Records for this task

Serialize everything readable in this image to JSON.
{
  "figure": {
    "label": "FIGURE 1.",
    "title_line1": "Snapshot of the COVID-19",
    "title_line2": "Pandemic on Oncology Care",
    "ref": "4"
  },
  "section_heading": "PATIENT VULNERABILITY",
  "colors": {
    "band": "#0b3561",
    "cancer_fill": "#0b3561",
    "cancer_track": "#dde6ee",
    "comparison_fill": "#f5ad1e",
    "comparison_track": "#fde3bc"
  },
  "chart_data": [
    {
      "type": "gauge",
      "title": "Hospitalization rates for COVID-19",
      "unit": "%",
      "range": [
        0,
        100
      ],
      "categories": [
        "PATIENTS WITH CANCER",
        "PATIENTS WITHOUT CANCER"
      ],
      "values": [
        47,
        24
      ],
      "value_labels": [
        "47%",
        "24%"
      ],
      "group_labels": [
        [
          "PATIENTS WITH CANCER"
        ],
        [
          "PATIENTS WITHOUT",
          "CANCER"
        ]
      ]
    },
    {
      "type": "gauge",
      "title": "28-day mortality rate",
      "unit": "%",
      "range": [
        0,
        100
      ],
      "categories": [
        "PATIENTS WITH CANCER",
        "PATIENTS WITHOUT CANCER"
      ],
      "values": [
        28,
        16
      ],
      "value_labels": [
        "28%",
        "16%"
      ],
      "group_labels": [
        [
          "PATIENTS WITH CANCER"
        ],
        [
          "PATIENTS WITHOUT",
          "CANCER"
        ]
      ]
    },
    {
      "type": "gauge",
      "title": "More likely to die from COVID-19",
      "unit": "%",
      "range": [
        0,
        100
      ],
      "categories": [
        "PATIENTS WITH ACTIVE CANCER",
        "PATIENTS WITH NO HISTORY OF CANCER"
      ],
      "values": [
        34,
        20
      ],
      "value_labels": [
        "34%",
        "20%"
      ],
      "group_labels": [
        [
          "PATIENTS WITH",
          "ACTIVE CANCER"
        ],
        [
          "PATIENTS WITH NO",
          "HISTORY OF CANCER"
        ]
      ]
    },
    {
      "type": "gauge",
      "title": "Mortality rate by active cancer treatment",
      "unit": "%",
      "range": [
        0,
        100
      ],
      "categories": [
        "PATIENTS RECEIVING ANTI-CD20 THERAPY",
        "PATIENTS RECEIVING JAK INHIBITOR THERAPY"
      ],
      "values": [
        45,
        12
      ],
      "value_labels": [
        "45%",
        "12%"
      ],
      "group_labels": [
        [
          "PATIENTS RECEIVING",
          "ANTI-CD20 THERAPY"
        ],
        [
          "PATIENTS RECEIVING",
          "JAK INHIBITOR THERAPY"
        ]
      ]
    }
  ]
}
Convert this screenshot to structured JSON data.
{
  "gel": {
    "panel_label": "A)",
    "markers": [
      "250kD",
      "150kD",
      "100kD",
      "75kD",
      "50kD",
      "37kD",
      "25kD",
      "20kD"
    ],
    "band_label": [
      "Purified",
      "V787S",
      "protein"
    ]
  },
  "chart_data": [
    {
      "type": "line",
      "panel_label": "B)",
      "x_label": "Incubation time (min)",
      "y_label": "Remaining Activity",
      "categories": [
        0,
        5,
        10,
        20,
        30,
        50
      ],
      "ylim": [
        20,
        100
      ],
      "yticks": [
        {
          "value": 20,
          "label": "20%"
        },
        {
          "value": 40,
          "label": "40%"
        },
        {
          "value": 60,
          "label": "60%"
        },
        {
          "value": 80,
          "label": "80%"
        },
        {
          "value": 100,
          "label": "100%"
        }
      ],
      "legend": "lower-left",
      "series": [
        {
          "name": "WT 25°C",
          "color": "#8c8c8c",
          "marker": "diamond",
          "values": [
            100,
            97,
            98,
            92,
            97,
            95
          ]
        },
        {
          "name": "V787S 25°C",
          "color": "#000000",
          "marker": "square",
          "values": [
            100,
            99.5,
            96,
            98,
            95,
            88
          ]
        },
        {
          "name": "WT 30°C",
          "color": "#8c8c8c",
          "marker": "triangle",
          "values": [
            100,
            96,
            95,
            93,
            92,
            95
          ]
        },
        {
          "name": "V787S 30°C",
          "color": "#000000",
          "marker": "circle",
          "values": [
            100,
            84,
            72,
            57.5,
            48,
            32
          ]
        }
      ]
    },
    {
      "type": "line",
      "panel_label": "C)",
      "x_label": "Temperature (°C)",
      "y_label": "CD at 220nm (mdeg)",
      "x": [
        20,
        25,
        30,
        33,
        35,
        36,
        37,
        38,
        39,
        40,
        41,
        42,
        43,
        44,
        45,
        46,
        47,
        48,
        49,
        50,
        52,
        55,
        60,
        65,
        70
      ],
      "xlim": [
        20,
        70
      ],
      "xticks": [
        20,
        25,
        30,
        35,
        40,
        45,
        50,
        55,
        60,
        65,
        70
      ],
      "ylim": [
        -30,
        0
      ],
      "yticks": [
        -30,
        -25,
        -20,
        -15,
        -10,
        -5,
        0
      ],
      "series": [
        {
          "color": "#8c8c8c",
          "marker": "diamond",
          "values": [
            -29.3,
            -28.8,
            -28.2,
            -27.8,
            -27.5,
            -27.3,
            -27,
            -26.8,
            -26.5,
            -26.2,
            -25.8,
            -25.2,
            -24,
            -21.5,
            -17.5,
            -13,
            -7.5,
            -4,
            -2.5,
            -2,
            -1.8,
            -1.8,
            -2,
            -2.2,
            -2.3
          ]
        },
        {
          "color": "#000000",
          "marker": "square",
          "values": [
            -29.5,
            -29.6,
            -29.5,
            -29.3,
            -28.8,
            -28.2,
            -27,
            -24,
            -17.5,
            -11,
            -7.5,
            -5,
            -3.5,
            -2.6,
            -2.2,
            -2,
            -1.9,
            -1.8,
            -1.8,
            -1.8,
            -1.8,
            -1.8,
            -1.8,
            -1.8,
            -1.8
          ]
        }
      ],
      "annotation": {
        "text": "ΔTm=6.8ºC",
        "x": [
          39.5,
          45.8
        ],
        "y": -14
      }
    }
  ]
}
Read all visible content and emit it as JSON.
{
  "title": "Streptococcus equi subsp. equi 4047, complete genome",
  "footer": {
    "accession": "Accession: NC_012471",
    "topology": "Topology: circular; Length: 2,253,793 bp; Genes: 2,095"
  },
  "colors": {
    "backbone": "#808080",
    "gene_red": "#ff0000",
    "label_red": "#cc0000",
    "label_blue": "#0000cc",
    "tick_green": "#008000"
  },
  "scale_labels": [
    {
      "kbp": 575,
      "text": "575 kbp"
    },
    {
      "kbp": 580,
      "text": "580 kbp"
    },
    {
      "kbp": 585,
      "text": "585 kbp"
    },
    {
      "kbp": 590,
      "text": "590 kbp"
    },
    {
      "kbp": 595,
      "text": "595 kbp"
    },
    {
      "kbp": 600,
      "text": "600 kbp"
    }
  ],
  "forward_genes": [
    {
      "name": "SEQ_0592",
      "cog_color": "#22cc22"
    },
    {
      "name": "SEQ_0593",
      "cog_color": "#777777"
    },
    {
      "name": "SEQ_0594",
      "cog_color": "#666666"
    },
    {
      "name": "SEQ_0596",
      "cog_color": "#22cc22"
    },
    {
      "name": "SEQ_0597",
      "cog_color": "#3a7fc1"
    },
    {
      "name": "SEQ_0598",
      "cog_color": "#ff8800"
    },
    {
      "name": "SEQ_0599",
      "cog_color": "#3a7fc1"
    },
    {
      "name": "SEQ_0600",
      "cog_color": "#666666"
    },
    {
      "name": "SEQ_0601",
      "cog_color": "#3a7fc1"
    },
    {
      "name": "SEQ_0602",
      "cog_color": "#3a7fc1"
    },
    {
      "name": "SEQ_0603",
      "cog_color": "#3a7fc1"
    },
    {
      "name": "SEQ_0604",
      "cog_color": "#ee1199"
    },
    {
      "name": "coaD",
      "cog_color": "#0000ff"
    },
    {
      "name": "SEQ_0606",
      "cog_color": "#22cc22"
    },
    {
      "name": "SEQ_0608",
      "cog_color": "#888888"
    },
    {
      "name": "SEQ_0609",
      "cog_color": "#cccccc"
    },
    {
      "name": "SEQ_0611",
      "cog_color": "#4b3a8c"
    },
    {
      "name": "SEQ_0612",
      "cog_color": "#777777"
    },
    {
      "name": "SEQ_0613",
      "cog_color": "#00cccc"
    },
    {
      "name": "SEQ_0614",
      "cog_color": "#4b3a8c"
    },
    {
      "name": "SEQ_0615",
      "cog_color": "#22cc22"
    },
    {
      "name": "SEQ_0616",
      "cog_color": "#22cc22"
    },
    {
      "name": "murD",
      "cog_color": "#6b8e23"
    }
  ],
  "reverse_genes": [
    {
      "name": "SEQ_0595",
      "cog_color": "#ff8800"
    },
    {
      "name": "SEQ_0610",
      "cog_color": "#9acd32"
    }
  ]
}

Task to carry out
Task for the records above: copy every line in which the word "text" occurs.

Exercise answer
        "text": "ΔTm=6.8ºC",
      "text": "575 kbp"
      "text": "580 kbp"
      "text": "585 kbp"
      "text": "590 kbp"
      "text": "595 kbp"
      "text": "600 kbp"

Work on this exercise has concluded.